Exercise goal:
Tally every line of the listing below that holds "this", then give the tally alone.

↓↓↓

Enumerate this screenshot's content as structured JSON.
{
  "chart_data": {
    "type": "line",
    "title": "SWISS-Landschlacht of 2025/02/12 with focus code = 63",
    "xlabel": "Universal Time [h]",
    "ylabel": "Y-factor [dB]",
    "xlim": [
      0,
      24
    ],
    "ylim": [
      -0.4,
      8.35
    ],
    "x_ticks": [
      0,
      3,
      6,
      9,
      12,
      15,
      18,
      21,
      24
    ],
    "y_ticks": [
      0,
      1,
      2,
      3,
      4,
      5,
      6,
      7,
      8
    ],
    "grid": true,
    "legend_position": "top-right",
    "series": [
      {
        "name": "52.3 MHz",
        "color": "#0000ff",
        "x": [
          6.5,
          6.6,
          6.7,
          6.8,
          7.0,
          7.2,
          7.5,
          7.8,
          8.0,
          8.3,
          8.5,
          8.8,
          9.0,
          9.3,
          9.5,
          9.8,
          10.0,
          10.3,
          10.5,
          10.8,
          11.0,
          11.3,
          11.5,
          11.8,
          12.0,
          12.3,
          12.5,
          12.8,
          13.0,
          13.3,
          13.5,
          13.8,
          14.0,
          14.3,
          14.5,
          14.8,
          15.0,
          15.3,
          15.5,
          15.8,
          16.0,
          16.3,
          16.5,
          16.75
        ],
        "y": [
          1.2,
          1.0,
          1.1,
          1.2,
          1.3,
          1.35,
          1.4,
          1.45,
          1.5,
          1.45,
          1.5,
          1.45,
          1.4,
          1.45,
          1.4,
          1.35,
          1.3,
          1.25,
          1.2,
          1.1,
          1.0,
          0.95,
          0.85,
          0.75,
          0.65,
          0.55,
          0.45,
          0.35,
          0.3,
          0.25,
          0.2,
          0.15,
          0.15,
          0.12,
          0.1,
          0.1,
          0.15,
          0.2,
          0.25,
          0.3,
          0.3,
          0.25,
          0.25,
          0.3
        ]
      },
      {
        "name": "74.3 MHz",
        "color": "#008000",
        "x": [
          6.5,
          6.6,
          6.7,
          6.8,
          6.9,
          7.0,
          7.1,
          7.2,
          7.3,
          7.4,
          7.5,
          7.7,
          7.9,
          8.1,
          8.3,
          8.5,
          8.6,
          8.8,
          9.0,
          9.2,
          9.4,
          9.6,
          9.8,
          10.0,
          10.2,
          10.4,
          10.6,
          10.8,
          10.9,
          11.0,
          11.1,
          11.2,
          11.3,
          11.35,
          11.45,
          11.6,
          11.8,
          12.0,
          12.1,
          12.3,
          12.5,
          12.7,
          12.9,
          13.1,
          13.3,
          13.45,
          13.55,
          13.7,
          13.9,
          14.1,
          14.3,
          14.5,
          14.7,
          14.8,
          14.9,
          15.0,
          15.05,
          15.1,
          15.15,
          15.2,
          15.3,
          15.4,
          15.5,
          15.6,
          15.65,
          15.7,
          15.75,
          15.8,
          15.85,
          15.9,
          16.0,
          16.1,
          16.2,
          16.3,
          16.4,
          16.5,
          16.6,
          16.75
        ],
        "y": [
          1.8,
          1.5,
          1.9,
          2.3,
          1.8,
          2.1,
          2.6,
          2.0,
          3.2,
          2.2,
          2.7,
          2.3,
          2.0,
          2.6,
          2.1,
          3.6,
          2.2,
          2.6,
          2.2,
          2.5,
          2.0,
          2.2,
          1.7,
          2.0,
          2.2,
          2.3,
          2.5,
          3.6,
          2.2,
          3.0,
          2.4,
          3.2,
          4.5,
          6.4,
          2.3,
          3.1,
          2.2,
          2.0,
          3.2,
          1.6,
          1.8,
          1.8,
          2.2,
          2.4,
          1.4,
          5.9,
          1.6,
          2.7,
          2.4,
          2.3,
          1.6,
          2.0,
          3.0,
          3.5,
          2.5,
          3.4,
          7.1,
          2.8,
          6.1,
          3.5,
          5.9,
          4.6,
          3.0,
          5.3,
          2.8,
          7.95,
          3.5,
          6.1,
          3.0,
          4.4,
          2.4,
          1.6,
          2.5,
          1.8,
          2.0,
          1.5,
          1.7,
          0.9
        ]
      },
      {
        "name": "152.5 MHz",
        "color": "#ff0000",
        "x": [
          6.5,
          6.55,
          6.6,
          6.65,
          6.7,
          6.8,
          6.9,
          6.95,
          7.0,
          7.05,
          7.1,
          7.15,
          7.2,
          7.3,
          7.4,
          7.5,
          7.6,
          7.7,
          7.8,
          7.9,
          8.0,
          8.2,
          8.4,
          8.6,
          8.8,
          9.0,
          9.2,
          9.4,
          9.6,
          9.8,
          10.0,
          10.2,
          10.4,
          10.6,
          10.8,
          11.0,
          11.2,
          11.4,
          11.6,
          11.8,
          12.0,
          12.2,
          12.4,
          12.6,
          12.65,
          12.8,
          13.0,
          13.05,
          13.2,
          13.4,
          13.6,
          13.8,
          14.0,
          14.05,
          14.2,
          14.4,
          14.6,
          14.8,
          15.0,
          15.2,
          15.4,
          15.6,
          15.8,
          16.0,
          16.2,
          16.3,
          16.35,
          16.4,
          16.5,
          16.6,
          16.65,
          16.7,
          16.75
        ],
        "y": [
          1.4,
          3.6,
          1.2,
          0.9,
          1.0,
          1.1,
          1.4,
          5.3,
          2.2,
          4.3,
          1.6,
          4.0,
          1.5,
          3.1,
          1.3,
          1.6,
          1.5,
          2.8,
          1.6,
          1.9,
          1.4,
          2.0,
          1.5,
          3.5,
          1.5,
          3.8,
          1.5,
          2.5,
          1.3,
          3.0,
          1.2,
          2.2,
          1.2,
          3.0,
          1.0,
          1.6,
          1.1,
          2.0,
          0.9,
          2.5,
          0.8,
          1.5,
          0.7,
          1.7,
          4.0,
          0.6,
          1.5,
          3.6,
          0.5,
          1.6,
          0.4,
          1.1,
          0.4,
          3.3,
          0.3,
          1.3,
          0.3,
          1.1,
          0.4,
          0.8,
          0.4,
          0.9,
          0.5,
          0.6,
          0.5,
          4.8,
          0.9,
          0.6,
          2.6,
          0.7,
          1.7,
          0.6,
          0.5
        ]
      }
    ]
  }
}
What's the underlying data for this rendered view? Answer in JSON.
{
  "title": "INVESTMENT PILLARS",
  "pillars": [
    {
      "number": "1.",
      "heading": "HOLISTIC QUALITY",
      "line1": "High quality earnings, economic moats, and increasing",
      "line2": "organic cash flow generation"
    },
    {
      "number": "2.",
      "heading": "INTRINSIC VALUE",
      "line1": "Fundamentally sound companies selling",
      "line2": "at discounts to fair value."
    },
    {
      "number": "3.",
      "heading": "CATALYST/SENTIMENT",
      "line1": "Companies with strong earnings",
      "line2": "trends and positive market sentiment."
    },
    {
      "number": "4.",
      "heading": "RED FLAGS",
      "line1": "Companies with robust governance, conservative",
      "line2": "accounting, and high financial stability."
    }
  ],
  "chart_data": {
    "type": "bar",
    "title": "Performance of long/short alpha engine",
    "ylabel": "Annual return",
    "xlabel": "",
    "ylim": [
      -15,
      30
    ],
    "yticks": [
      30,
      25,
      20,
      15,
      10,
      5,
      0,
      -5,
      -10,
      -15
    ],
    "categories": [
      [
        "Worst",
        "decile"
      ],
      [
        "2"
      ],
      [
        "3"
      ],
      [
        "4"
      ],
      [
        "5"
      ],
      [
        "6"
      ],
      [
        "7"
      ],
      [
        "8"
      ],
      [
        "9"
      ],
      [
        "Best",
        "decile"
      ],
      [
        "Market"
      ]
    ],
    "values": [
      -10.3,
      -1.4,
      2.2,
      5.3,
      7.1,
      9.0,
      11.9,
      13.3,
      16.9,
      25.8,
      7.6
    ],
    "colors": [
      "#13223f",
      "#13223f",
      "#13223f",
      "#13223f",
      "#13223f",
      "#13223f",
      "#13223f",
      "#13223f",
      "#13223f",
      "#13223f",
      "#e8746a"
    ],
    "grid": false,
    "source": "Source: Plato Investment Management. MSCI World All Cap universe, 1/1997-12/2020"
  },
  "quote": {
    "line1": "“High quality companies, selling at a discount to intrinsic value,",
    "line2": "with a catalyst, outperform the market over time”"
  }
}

↑↑↑

Written reply:
2